[Items from a dataset]

┌──

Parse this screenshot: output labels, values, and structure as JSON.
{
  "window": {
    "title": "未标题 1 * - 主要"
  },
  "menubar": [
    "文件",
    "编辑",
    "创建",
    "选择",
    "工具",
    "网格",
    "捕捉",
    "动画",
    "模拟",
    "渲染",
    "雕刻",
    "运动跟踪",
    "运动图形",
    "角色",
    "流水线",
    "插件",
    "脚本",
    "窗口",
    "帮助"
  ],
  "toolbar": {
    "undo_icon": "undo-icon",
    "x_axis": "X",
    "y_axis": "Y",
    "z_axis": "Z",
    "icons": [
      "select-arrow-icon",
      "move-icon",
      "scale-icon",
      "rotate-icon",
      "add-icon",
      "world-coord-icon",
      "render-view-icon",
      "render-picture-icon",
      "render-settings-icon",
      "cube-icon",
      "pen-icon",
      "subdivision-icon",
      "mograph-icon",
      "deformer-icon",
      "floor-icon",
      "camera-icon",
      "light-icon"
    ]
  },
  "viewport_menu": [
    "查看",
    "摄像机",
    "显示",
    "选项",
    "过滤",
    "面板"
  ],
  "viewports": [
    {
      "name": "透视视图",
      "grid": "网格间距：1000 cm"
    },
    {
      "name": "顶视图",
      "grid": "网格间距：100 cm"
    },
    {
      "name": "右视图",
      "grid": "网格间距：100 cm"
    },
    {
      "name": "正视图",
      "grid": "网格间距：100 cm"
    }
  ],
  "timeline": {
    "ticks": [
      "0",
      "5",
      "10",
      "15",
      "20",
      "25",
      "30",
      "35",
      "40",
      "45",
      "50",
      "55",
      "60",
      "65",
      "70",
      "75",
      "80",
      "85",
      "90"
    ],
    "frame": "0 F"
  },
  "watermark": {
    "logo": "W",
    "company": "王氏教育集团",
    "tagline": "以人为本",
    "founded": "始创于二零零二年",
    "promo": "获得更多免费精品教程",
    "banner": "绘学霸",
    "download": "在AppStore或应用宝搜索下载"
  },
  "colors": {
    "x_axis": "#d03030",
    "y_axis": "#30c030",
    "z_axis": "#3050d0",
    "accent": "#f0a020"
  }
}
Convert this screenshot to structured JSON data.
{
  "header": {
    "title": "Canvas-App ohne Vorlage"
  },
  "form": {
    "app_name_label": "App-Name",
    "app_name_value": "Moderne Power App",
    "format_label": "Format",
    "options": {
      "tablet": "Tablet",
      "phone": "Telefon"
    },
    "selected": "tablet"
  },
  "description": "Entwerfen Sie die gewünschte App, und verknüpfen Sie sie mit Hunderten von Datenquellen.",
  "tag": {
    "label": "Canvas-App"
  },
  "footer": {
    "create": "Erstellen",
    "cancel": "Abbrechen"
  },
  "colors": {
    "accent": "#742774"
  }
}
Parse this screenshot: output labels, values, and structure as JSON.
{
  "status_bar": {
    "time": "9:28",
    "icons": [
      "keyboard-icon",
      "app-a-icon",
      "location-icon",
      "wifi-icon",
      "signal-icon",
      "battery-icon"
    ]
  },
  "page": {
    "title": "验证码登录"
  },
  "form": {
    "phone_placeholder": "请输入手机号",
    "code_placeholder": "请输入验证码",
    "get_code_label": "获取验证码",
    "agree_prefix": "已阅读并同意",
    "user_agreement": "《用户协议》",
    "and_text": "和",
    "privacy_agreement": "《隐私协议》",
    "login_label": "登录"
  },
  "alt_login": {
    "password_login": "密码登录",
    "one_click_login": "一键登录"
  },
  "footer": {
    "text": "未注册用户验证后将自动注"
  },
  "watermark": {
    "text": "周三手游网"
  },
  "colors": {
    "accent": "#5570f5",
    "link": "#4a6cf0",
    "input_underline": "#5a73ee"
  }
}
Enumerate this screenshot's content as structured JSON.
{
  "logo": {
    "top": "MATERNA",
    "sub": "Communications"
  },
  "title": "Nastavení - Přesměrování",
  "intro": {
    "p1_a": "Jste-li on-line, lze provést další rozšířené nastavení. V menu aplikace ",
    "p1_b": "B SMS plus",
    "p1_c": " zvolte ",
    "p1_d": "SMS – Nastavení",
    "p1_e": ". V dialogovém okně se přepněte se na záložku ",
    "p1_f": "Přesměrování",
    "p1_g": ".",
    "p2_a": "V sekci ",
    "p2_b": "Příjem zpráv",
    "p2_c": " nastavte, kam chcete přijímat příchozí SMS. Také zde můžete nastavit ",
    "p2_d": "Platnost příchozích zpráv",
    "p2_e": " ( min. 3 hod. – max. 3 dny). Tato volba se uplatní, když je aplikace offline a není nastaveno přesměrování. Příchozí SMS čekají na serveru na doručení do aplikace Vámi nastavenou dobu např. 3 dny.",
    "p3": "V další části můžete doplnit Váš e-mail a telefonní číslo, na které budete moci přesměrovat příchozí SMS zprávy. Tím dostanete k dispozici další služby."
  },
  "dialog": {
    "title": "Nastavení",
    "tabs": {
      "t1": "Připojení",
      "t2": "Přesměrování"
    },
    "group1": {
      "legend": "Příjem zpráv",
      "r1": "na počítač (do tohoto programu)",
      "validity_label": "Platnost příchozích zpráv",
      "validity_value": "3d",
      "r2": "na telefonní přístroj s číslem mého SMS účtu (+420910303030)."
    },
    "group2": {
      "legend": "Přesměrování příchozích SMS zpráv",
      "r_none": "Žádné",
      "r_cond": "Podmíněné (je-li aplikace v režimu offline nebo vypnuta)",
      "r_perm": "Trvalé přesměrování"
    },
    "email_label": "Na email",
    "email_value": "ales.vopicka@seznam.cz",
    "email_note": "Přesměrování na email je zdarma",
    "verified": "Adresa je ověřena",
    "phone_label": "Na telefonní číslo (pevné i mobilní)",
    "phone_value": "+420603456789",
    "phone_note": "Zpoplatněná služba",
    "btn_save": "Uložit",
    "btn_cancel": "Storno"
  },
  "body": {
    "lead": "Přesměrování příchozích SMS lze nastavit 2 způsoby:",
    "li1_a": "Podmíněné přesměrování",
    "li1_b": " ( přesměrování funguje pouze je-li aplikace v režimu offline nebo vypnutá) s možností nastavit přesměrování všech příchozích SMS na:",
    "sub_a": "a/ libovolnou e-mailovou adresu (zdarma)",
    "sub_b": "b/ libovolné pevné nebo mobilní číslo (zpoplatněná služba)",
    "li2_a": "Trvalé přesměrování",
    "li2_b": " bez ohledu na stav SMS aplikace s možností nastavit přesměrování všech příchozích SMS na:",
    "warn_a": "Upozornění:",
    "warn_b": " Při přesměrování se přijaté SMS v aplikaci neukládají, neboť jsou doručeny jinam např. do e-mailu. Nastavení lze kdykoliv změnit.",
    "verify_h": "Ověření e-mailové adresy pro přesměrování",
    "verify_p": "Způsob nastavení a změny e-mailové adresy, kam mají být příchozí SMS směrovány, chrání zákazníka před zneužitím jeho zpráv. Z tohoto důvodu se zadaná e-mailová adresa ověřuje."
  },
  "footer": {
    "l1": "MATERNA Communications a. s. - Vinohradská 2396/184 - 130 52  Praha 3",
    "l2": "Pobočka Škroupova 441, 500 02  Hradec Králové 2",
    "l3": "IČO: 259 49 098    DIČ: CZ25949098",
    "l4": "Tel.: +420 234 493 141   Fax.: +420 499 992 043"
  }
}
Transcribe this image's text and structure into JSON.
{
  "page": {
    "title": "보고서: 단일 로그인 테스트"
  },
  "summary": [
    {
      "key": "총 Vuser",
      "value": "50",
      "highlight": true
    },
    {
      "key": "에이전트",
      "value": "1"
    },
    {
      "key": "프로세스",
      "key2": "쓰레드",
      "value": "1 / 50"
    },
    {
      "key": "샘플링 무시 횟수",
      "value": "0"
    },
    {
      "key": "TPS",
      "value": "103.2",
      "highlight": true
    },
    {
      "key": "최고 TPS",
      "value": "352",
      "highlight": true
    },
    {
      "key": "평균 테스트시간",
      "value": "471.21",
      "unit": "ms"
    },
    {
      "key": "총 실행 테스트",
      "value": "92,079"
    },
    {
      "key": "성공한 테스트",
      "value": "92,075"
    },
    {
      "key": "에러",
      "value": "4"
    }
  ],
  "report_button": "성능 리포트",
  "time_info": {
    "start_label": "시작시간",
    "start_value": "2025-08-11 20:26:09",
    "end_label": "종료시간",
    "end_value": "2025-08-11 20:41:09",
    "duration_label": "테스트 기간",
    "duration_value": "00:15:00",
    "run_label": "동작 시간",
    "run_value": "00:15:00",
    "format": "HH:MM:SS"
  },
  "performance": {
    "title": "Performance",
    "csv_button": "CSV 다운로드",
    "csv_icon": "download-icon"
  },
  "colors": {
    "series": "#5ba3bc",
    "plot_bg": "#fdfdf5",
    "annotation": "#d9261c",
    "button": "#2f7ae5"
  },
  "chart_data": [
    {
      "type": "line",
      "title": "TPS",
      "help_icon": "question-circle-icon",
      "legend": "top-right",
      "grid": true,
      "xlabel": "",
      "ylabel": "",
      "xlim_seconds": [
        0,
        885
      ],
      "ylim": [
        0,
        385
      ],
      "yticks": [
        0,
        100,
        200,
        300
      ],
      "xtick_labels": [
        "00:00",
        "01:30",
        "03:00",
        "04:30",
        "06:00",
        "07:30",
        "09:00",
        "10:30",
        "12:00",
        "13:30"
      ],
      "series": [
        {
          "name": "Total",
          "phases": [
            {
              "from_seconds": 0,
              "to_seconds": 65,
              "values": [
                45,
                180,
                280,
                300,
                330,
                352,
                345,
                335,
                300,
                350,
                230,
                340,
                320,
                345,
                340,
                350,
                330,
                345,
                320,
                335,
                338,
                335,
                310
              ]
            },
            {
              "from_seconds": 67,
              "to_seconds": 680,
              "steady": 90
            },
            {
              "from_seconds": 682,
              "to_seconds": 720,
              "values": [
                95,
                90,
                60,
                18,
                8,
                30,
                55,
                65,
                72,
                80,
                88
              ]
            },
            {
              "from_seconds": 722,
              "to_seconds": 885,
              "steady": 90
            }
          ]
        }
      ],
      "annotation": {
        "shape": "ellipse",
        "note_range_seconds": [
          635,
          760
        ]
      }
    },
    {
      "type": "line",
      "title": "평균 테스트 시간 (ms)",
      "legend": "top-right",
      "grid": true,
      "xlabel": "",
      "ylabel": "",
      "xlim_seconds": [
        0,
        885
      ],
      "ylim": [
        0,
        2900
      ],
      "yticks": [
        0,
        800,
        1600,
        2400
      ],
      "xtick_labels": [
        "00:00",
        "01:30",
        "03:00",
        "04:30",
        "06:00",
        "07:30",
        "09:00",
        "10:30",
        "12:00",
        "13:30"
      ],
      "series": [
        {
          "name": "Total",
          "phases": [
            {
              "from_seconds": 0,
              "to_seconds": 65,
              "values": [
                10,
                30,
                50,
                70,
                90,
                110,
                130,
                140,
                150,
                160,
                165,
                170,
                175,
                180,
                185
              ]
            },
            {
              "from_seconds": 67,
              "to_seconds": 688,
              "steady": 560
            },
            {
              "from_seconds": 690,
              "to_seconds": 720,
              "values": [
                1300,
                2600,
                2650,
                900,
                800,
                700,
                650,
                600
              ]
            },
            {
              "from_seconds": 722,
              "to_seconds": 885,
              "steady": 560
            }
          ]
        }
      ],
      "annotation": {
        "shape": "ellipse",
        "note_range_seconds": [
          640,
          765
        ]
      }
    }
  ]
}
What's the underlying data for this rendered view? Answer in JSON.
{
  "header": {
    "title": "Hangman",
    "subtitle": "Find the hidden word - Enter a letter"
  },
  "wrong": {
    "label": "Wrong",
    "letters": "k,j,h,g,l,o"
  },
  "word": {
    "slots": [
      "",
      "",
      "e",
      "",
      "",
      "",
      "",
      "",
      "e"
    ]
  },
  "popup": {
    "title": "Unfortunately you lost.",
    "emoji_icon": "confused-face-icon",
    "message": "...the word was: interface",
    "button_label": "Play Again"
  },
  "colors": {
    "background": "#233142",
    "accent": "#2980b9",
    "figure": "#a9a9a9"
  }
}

└──

- Work to do: Repeat only the stretch of lines starting at the one containing "What's the underlying" and running to the final line of the entries above.

- Answer for the task:
What's the underlying data for this rendered view? Answer in JSON.
{
  "header": {
    "title": "Hangman",
    "subtitle": "Find the hidden word - Enter a letter"
  },
  "wrong": {
    "label": "Wrong",
    "letters": "k,j,h,g,l,o"
  },
  "word": {
    "slots": [
      "",
      "",
      "e",
      "",
      "",
      "",
      "",
      "",
      "e"
    ]
  },
  "popup": {
    "title": "Unfortunately you lost.",
    "emoji_icon": "confused-face-icon",
    "message": "...the word was: interface",
    "button_label": "Play Again"
  },
  "colors": {
    "background": "#233142",
    "accent": "#2980b9",
    "figure": "#a9a9a9"
  }
}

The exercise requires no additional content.